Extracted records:
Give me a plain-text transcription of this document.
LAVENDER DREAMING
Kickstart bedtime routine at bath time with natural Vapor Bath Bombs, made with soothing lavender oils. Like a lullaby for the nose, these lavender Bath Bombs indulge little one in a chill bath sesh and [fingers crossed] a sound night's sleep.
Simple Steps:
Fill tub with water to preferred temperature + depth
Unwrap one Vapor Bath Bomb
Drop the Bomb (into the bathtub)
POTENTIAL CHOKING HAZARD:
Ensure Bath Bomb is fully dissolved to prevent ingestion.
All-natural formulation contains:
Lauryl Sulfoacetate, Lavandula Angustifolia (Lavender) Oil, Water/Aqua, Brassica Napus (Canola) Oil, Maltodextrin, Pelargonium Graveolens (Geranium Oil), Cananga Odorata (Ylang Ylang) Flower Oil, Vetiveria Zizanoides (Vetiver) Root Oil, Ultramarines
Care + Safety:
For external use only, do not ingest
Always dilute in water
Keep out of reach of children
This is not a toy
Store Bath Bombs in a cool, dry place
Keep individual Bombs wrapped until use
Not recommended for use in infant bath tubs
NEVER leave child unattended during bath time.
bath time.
...
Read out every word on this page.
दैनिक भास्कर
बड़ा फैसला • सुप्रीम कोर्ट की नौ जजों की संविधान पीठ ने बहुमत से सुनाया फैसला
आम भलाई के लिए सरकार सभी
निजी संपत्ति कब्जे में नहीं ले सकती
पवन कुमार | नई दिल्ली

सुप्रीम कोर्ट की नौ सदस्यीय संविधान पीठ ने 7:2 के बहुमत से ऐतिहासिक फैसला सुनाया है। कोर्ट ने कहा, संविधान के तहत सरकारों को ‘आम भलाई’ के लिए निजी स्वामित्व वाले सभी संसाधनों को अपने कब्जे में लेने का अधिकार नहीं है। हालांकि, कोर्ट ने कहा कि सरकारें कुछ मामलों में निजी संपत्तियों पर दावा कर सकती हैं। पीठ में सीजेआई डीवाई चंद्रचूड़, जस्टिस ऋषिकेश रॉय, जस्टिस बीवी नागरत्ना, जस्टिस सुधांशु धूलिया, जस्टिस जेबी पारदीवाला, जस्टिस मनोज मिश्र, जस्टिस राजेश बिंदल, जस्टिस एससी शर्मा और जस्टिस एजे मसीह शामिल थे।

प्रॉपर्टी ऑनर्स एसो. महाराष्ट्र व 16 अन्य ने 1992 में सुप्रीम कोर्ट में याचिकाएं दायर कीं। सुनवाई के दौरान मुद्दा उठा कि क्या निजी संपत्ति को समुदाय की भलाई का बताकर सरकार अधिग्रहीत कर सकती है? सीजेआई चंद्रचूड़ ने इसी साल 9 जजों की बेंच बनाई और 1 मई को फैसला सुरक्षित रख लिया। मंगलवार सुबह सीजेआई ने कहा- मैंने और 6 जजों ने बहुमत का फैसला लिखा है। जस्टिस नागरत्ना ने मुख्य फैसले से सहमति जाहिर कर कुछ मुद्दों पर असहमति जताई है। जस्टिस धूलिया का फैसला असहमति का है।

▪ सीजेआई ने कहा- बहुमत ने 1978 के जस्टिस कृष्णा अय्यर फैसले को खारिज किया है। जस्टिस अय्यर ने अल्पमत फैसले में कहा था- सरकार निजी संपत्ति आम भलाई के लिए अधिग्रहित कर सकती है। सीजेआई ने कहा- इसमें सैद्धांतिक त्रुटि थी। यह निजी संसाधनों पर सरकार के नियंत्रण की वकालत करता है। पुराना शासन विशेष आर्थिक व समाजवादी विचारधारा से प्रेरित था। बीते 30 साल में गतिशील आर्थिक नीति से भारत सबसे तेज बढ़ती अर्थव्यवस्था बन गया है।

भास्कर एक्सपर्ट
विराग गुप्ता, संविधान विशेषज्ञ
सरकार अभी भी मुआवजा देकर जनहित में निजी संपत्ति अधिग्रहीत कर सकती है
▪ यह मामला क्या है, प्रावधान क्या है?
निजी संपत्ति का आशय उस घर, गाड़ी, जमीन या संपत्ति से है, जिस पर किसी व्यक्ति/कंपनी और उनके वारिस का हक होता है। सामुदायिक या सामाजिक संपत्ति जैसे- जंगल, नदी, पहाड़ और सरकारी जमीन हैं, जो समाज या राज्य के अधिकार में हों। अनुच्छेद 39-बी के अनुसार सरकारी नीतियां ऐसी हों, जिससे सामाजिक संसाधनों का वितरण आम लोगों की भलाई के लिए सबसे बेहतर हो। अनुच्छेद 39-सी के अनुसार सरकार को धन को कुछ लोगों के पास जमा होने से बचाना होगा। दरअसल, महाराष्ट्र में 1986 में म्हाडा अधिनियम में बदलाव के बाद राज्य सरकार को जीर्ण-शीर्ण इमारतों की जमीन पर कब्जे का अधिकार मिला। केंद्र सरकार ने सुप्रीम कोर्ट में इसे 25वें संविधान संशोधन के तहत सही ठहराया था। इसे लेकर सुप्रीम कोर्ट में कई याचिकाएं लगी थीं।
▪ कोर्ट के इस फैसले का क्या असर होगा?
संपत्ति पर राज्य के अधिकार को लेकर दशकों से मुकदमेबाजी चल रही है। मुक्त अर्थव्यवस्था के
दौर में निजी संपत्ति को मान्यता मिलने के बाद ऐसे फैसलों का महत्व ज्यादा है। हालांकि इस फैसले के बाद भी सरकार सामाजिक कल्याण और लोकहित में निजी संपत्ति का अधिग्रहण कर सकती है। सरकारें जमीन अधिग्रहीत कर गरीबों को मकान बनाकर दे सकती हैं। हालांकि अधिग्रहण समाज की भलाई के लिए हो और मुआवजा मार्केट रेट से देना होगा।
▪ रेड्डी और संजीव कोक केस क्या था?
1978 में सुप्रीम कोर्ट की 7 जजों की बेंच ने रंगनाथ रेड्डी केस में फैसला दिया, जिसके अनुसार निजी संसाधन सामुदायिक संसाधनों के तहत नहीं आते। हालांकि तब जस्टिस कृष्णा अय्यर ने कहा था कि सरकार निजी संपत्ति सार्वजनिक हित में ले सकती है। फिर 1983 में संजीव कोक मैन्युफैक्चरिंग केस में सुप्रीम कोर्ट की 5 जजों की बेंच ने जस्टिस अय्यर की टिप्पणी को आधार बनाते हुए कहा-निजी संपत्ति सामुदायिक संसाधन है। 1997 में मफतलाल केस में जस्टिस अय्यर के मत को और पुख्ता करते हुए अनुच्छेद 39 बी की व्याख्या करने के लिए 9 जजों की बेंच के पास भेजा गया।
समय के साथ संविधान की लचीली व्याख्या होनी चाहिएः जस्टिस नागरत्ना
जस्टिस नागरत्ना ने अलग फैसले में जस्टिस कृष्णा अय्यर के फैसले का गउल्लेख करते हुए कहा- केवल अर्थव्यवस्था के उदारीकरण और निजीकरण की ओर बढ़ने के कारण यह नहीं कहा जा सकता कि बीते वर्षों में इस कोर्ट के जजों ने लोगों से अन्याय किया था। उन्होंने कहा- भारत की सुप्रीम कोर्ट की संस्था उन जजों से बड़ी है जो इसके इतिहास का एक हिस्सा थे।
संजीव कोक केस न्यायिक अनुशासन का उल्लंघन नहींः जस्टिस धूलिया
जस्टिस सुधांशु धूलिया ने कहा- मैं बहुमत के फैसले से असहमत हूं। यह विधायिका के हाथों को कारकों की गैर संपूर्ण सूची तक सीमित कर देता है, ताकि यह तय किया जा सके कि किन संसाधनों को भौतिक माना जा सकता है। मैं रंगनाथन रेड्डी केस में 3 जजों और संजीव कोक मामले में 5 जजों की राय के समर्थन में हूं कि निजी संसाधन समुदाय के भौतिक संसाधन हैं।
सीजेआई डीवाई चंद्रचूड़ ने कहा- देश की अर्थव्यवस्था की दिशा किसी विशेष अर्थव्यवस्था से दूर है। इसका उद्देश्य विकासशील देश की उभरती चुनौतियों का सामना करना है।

## Prompt
Copy each line of the listing that contains the string "time".

## Answer for this exercise
Kickstart bedtime routine at bath time with natural Vapor Bath Bombs, made with soothing lavender oils. Like a lullaby for the nose, these lavender Bath Bombs indulge little one in a chill bath sesh and [fingers crossed] a sound night's sleep.
NEVER leave child unattended during bath time.
bath time.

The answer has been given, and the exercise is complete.